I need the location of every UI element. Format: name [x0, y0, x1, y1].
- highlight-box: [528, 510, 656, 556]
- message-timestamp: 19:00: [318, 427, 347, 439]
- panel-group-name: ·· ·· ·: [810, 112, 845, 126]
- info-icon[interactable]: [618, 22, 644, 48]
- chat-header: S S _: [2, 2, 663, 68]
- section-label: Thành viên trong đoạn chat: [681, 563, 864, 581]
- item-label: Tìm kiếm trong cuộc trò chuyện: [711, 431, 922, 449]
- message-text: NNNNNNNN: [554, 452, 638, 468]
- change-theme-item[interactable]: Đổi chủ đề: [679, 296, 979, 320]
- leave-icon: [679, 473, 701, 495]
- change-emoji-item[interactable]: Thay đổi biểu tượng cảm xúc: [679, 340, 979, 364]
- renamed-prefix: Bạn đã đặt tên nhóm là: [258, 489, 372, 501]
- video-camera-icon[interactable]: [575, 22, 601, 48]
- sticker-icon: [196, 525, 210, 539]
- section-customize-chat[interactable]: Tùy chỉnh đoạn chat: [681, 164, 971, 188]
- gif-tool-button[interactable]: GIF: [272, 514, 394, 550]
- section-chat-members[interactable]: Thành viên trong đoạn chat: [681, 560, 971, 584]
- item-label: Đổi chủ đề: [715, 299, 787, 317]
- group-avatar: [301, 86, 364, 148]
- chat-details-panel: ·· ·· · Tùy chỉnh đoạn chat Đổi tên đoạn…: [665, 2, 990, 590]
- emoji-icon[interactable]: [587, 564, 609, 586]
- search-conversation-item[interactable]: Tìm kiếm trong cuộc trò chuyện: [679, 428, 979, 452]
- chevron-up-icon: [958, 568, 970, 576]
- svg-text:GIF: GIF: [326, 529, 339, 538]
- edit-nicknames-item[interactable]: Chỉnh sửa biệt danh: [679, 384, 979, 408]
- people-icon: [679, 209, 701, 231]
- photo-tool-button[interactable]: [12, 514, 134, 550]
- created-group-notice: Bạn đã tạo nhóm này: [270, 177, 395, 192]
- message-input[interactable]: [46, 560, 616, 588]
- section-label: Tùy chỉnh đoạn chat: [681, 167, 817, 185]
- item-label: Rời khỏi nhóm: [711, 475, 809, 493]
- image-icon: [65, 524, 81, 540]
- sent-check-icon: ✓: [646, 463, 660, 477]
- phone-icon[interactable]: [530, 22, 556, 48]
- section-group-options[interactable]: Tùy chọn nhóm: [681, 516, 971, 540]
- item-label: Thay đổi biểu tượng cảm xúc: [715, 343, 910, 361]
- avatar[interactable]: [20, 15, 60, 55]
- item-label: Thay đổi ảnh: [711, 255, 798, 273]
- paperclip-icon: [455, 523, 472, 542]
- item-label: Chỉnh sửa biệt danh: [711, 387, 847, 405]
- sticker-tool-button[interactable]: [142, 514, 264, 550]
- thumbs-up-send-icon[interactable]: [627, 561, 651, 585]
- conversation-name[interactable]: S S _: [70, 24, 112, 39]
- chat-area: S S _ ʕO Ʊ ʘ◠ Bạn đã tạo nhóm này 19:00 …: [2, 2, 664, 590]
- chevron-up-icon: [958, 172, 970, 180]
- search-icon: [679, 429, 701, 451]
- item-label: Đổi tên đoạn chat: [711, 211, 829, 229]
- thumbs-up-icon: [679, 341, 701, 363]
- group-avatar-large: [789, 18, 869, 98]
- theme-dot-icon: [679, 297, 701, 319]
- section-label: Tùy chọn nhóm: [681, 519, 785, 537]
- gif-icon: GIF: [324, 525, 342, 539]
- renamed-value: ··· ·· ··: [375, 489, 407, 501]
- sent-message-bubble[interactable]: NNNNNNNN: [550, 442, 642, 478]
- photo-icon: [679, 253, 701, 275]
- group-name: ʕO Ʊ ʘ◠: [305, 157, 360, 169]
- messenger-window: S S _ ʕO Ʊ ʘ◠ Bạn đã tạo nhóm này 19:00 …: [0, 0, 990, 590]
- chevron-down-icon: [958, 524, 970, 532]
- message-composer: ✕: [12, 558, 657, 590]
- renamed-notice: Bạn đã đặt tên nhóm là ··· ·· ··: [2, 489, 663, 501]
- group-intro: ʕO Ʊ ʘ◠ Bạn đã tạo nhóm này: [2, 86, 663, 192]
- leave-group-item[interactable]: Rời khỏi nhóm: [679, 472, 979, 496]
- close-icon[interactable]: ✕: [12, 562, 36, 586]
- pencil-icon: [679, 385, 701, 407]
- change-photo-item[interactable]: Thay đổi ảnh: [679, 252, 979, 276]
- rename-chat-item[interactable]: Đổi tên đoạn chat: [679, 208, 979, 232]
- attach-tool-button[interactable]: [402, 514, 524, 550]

# Aim of the task
Copy the entries word for word, beginning with the first line and ending with the line that contains "- item-label: Tìm".

# Expected answer
I need the location of every UI element. Format: name [x0, y0, x1, y1].
- highlight-box: [528, 510, 656, 556]
- message-timestamp: 19:00: [318, 427, 347, 439]
- panel-group-name: ·· ·· ·: [810, 112, 845, 126]
- info-icon[interactable]: [618, 22, 644, 48]
- chat-header: S S _: [2, 2, 663, 68]
- section-label: Thành viên trong đoạn chat: [681, 563, 864, 581]
- item-label: Tìm kiếm trong cuộc trò chuyện: [711, 431, 922, 449]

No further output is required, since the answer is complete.